Before we delve into the specifics of the African role in the slave trade, it is important to address a fundamental quote that provides a key perspective on the matter. It goes: "If the victim and the victimizer tell the same version of the crime, the victimizer is a liar and the victim has been brainwashed into believing the lie." This quote serves as a reminder that the dominant narrative of history is not always accurate and should be examined critically to uncover the hidden truths that have been obscured.

 

One of the most common misconceptions about the transatlantic slave trade is the idea that Africans were solely responsible for the enslavement of their fellow Africans. This simplistic view ignores the complex economic and political factors that led to the rise of the slave trade. Basic economic sense dictates that demand comes before supply, and in the case of the transatlantic slave trade, demand for African slaves was created by the mine and plantation owners in the Americas, Caribbean, and Atlantic Islands. The merchant class of Europe, who designed, insured, financed, and owned the slave ships, saw an opportunity to profit from this demand, and thus created the supply of African slaves.

AIM> Please copy word for word the part of the passage on the African role in the slave trade starting at "Before we delve" and ending at "have been obscured.".

DATA SHOWN>
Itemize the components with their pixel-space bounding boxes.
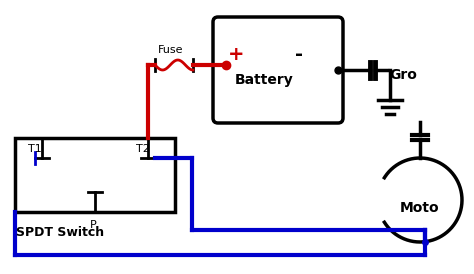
- Text: T2: T2: [136, 144, 150, 154]
- Text: Battery: Battery: [235, 73, 294, 87]
- Bar: [15, 138, 175, 212]
- Text: +: +: [228, 45, 245, 64]
- Text: P: P: [90, 220, 97, 230]
- Text: -: -: [295, 45, 303, 64]
- Text: Fuse: Fuse: [158, 45, 183, 55]
- Text: Gro: Gro: [389, 68, 417, 82]
- Text: T1: T1: [28, 144, 42, 154]
- Text: SPDT Switch: SPDT Switch: [16, 226, 104, 239]
- Text: Moto: Moto: [400, 201, 439, 215]
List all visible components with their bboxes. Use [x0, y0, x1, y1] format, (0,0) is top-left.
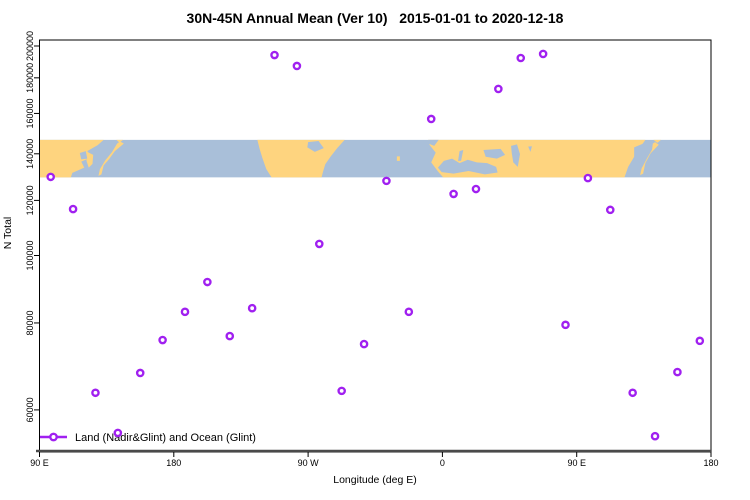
- data-point: [292, 61, 302, 71]
- x-axis-label: Longitude (deg E): [333, 474, 416, 486]
- legend: Land (Nadir&Glint) and Ocean (Glint): [40, 432, 256, 444]
- data-point: [494, 84, 503, 94]
- data-point: [46, 172, 55, 182]
- data-point: [650, 431, 660, 441]
- map-land-hokkaido-east: [653, 139, 662, 143]
- map-water-caspian-sea: [511, 144, 520, 167]
- data-point: [359, 339, 369, 349]
- data-point: [337, 386, 346, 396]
- map-land-asia-west: [39, 139, 104, 178]
- map-land-korea-west: [86, 151, 94, 168]
- y-tick-label: 120000: [25, 185, 35, 215]
- x-tick-label: 180: [166, 458, 181, 468]
- data-point: [113, 428, 123, 438]
- axes: 90 E 180 90 W 0 90 E 180 60000 80000 100000 12000…: [25, 31, 719, 468]
- x-tick-label: 0: [440, 458, 445, 468]
- data-point: [628, 388, 637, 398]
- data-point: [314, 239, 324, 249]
- map-water-aral-sea: [528, 146, 532, 152]
- map-land-japan-west: [98, 141, 124, 176]
- data-point: [538, 49, 548, 59]
- y-tick-label: 160000: [25, 98, 35, 128]
- data-point: [91, 388, 100, 398]
- data-point: [247, 303, 257, 313]
- data-point: [695, 336, 705, 346]
- map-water-black-sea: [483, 148, 506, 159]
- y-tick-label: 200000: [25, 31, 35, 61]
- y-tick-label: 80000: [25, 310, 35, 335]
- data-point: [270, 50, 279, 60]
- y-tick-label: 60000: [25, 397, 35, 422]
- data-point: [135, 368, 145, 378]
- y-tick-label: 140000: [25, 139, 35, 169]
- y-tick-label: 100000: [25, 240, 35, 270]
- data-point: [158, 335, 167, 345]
- data-point: [583, 173, 593, 183]
- data-point: [180, 307, 190, 317]
- x-tick-label: 90 E: [30, 458, 49, 468]
- map-water-mediterranean-sea: [437, 158, 498, 175]
- x-tick-label: 90 W: [298, 458, 320, 468]
- data-point: [561, 320, 570, 330]
- data-point: [516, 53, 526, 63]
- data-point: [471, 184, 481, 194]
- legend-open-circle-marker: [49, 432, 58, 442]
- world-map-band: [39, 139, 711, 178]
- data-point: [426, 114, 436, 124]
- map-land-azores: [396, 156, 400, 161]
- y-axis-label: N Total: [2, 217, 14, 250]
- plot-box: [39, 39, 712, 453]
- data-point: [382, 176, 391, 186]
- data-point: [449, 189, 458, 199]
- data-point: [68, 204, 78, 214]
- map-water-bohai-sea-west: [79, 151, 88, 160]
- map-land-sakhalin-west: [116, 139, 124, 143]
- map-land-japan-east: [640, 142, 659, 176]
- data-points: [46, 49, 705, 441]
- map-water-sea-of-japan-east: [634, 143, 647, 164]
- chart-title: 30N-45N Annual Mean (Ver 10) 2015-01-01 …: [187, 10, 564, 26]
- map-water-adriatic-sea: [458, 149, 464, 161]
- x-tick-label: 180: [703, 458, 718, 468]
- data-point: [225, 331, 235, 341]
- map-land-north-america: [257, 139, 345, 178]
- map-water-bay-of-biscay: [428, 139, 439, 146]
- map-water-great-lakes: [307, 140, 324, 152]
- legend-label: Land (Nadir&Glint) and Ocean (Glint): [75, 432, 256, 444]
- data-point: [203, 277, 212, 287]
- data-point: [404, 307, 414, 317]
- data-point: [605, 205, 615, 215]
- y-tick-label: 180000: [25, 63, 35, 93]
- data-point: [673, 367, 682, 377]
- x-tick-label: 90 E: [567, 458, 586, 468]
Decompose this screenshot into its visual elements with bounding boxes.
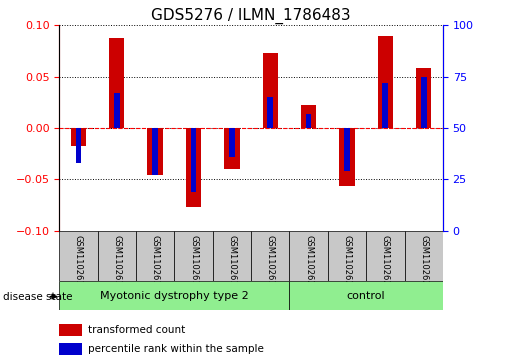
Bar xyxy=(136,231,174,281)
Text: GSM1102619: GSM1102619 xyxy=(266,234,274,290)
Text: GSM1102622: GSM1102622 xyxy=(381,234,390,290)
Bar xyxy=(306,114,312,128)
Bar xyxy=(59,231,98,281)
Bar xyxy=(174,231,213,281)
Text: GSM1102623: GSM1102623 xyxy=(419,234,428,290)
Text: Myotonic dystrophy type 2: Myotonic dystrophy type 2 xyxy=(100,291,249,301)
Bar xyxy=(114,93,119,128)
Bar xyxy=(59,281,289,310)
Text: GSM1102620: GSM1102620 xyxy=(304,234,313,290)
Text: GSM1102615: GSM1102615 xyxy=(112,234,121,290)
Bar xyxy=(152,128,158,175)
Bar xyxy=(186,128,201,207)
Bar xyxy=(59,343,82,355)
Bar xyxy=(109,38,125,128)
Bar xyxy=(267,97,273,128)
Title: GDS5276 / ILMN_1786483: GDS5276 / ILMN_1786483 xyxy=(151,8,351,24)
Text: GSM1102621: GSM1102621 xyxy=(342,234,351,290)
Bar xyxy=(383,83,388,128)
Bar xyxy=(366,231,405,281)
Bar xyxy=(289,281,443,310)
Bar xyxy=(377,36,393,128)
Bar xyxy=(213,231,251,281)
Text: control: control xyxy=(347,291,385,301)
Bar xyxy=(229,128,235,157)
Bar xyxy=(404,231,443,281)
Bar xyxy=(76,128,81,163)
Bar xyxy=(191,128,196,192)
Bar xyxy=(224,128,239,169)
Text: GSM1102616: GSM1102616 xyxy=(151,234,160,290)
Bar xyxy=(339,128,355,187)
Text: percentile rank within the sample: percentile rank within the sample xyxy=(88,344,264,354)
Bar xyxy=(263,53,278,128)
Text: GSM1102617: GSM1102617 xyxy=(189,234,198,290)
Text: GSM1102618: GSM1102618 xyxy=(228,234,236,290)
Bar xyxy=(421,77,426,128)
Bar xyxy=(328,231,366,281)
Bar xyxy=(289,231,328,281)
Text: GSM1102614: GSM1102614 xyxy=(74,234,83,290)
Text: disease state: disease state xyxy=(3,291,72,302)
Bar xyxy=(147,128,163,175)
Bar xyxy=(98,231,136,281)
Bar xyxy=(344,128,350,171)
Text: transformed count: transformed count xyxy=(88,325,185,335)
Bar xyxy=(416,69,432,128)
Bar xyxy=(71,128,86,146)
Bar xyxy=(301,105,316,128)
Bar xyxy=(251,231,289,281)
Bar xyxy=(59,324,82,337)
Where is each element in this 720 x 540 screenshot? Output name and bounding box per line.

FINISHED ANSWER>
Before we delve into the specifics of the African role in the slave trade, it is important to address a fundamental quote that provides a key perspective on the matter. It goes: "If the victim and the victimizer tell the same version of the crime, the victimizer is a liar and the victim has been brainwashed into believing the lie." This quote serves as a reminder that the dominant narrative of history is not always accurate and should be examined critically to uncover the hidden truths that have been obscured.